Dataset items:
begin
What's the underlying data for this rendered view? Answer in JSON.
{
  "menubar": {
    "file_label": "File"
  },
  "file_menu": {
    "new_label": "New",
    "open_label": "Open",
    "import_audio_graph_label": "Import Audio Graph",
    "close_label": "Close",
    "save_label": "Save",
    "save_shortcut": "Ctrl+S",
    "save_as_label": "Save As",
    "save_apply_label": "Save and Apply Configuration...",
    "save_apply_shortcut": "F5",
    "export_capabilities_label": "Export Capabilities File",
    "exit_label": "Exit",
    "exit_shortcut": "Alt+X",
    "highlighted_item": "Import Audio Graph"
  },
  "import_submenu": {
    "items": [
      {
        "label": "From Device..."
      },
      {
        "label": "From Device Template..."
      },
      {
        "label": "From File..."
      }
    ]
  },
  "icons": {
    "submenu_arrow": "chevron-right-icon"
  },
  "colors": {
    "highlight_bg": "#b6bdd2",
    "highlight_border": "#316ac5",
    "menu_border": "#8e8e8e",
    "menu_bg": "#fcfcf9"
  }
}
end
**Exercise prompt:** Set down all of the records shown above once more, exactly.

**Answer to the task:**
What's the underlying data for this rendered view? Answer in JSON.
{
  "menubar": {
    "file_label": "File"
  },
  "file_menu": {
    "new_label": "New",
    "open_label": "Open",
    "import_audio_graph_label": "Import Audio Graph",
    "close_label": "Close",
    "save_label": "Save",
    "save_shortcut": "Ctrl+S",
    "save_as_label": "Save As",
    "save_apply_label": "Save and Apply Configuration...",
    "save_apply_shortcut": "F5",
    "export_capabilities_label": "Export Capabilities File",
    "exit_label": "Exit",
    "exit_shortcut": "Alt+X",
    "highlighted_item": "Import Audio Graph"
  },
  "import_submenu": {
    "items": [
      {
        "label": "From Device..."
      },
      {
        "label": "From Device Template..."
      },
      {
        "label": "From File..."
      }
    ]
  },
  "icons": {
    "submenu_arrow": "chevron-right-icon"
  },
  "colors": {
    "highlight_bg": "#b6bdd2",
    "highlight_border": "#316ac5",
    "menu_border": "#8e8e8e",
    "menu_bg": "#fcfcf9"
  }
}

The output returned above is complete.